# Exercise prompt:
Copy out each line in the material below that has the word "found".

# Input rows:
-------

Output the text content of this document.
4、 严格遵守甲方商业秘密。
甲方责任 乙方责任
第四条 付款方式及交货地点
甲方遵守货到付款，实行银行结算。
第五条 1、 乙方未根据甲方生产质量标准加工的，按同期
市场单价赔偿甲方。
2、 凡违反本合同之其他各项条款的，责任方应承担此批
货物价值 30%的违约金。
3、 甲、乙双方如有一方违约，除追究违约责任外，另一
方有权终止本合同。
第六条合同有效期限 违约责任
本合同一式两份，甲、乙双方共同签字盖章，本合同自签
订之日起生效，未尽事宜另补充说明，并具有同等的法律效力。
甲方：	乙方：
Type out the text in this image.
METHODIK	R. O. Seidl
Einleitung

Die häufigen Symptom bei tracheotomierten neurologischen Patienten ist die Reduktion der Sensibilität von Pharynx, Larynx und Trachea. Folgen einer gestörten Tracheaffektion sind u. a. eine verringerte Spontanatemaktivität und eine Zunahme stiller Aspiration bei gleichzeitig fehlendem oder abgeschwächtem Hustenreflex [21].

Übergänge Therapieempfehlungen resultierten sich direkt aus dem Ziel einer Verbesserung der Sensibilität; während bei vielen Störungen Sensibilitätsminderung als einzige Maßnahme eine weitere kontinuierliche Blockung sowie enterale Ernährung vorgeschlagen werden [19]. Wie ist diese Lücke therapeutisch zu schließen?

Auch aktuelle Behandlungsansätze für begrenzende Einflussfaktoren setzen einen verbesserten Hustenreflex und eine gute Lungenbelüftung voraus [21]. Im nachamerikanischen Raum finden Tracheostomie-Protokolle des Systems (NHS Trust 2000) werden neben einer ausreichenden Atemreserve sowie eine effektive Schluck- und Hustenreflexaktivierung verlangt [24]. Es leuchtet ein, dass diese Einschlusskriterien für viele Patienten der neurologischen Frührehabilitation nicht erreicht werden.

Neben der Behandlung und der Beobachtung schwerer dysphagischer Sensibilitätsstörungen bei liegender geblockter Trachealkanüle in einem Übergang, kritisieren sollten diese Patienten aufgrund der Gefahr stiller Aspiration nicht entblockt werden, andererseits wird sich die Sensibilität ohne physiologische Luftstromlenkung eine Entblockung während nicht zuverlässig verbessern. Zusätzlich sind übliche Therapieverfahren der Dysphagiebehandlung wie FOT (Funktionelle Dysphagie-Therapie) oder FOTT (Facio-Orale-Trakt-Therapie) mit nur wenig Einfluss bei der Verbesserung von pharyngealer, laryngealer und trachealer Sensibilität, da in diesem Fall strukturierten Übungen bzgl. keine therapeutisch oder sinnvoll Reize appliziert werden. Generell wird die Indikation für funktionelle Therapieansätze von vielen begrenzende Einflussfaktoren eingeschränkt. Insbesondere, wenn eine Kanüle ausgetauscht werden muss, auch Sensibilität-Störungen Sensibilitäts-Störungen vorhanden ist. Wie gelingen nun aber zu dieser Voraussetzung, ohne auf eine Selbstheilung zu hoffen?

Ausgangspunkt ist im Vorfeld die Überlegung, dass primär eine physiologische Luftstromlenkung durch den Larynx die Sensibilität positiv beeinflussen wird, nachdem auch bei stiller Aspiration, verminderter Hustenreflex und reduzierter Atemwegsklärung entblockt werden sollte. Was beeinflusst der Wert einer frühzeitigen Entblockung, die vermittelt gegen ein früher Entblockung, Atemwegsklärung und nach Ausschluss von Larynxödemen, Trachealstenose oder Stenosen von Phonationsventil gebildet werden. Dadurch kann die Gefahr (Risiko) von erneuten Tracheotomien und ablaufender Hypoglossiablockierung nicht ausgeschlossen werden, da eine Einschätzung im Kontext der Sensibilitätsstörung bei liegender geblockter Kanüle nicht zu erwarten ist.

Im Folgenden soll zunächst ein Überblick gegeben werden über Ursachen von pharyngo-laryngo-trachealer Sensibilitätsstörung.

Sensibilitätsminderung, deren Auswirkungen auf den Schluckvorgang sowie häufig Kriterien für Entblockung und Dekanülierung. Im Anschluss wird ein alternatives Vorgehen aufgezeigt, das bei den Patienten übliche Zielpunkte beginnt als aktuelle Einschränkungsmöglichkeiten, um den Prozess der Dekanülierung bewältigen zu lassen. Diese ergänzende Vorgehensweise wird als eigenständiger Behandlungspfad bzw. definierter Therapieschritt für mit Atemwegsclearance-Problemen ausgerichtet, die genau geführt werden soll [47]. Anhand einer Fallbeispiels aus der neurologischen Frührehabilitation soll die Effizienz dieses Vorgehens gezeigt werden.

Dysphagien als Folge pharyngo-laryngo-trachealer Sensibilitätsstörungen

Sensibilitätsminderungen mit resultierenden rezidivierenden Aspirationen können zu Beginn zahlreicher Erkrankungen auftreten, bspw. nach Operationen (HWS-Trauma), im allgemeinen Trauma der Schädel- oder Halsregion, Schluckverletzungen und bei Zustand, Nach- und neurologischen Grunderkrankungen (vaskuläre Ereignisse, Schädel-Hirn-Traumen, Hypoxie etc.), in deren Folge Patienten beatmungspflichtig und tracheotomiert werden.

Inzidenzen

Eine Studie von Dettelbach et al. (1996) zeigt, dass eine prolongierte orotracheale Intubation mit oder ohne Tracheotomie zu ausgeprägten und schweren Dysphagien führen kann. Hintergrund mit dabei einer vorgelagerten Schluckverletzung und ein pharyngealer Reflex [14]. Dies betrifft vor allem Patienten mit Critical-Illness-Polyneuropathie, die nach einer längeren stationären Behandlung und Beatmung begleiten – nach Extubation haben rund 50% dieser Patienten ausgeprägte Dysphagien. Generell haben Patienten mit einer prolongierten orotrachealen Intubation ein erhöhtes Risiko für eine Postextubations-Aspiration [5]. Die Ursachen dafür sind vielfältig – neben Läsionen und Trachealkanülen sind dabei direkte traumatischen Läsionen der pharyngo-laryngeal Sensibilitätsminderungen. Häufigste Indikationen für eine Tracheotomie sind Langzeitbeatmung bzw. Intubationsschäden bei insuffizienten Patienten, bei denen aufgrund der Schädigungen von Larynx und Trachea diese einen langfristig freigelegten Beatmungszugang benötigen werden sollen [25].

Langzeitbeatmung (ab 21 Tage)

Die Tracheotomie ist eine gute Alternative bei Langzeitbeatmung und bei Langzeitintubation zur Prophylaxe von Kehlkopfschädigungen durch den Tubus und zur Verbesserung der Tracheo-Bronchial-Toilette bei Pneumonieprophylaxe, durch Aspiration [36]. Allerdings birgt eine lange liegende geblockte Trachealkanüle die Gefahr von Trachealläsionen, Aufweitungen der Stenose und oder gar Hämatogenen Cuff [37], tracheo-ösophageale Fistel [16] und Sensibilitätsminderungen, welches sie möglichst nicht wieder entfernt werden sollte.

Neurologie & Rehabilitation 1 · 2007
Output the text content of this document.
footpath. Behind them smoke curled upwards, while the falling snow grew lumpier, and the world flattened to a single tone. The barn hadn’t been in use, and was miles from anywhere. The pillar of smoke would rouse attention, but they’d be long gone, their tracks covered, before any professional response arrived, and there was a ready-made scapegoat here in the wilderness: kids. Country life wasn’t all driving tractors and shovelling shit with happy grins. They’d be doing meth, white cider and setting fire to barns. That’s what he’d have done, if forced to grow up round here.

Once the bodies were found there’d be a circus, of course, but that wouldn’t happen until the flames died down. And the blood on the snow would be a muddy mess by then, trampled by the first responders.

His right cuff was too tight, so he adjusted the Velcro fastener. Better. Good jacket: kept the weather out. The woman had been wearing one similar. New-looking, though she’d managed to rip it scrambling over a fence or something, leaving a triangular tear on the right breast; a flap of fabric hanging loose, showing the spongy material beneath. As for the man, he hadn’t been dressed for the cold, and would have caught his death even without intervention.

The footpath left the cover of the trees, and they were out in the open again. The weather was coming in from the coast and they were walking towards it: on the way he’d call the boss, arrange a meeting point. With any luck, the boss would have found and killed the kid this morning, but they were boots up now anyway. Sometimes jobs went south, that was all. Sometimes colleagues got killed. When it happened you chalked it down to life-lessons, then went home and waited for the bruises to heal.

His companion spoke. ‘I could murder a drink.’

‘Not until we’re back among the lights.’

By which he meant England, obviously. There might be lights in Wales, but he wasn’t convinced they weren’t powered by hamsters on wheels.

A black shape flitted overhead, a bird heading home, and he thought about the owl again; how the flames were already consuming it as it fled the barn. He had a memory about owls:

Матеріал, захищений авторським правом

-------

# The result:
Once the bodies were found there’d be a circus, of course, but that wouldn’t happen until the flames died down. And the blood on the snow would be a muddy mess by then, trampled by the first responders.
The footpath left the cover of the trees, and they were out in the open again. The weather was coming in from the coast and they were walking towards it: on the way he’d call the boss, arrange a meeting point. With any luck, the boss would have found and killed the kid this morning, but they were boots up now anyway. Sometimes jobs went south, that was all. Sometimes colleagues got killed. When it happened you chalked it down to life-lessons, then went home and waited for the bruises to heal.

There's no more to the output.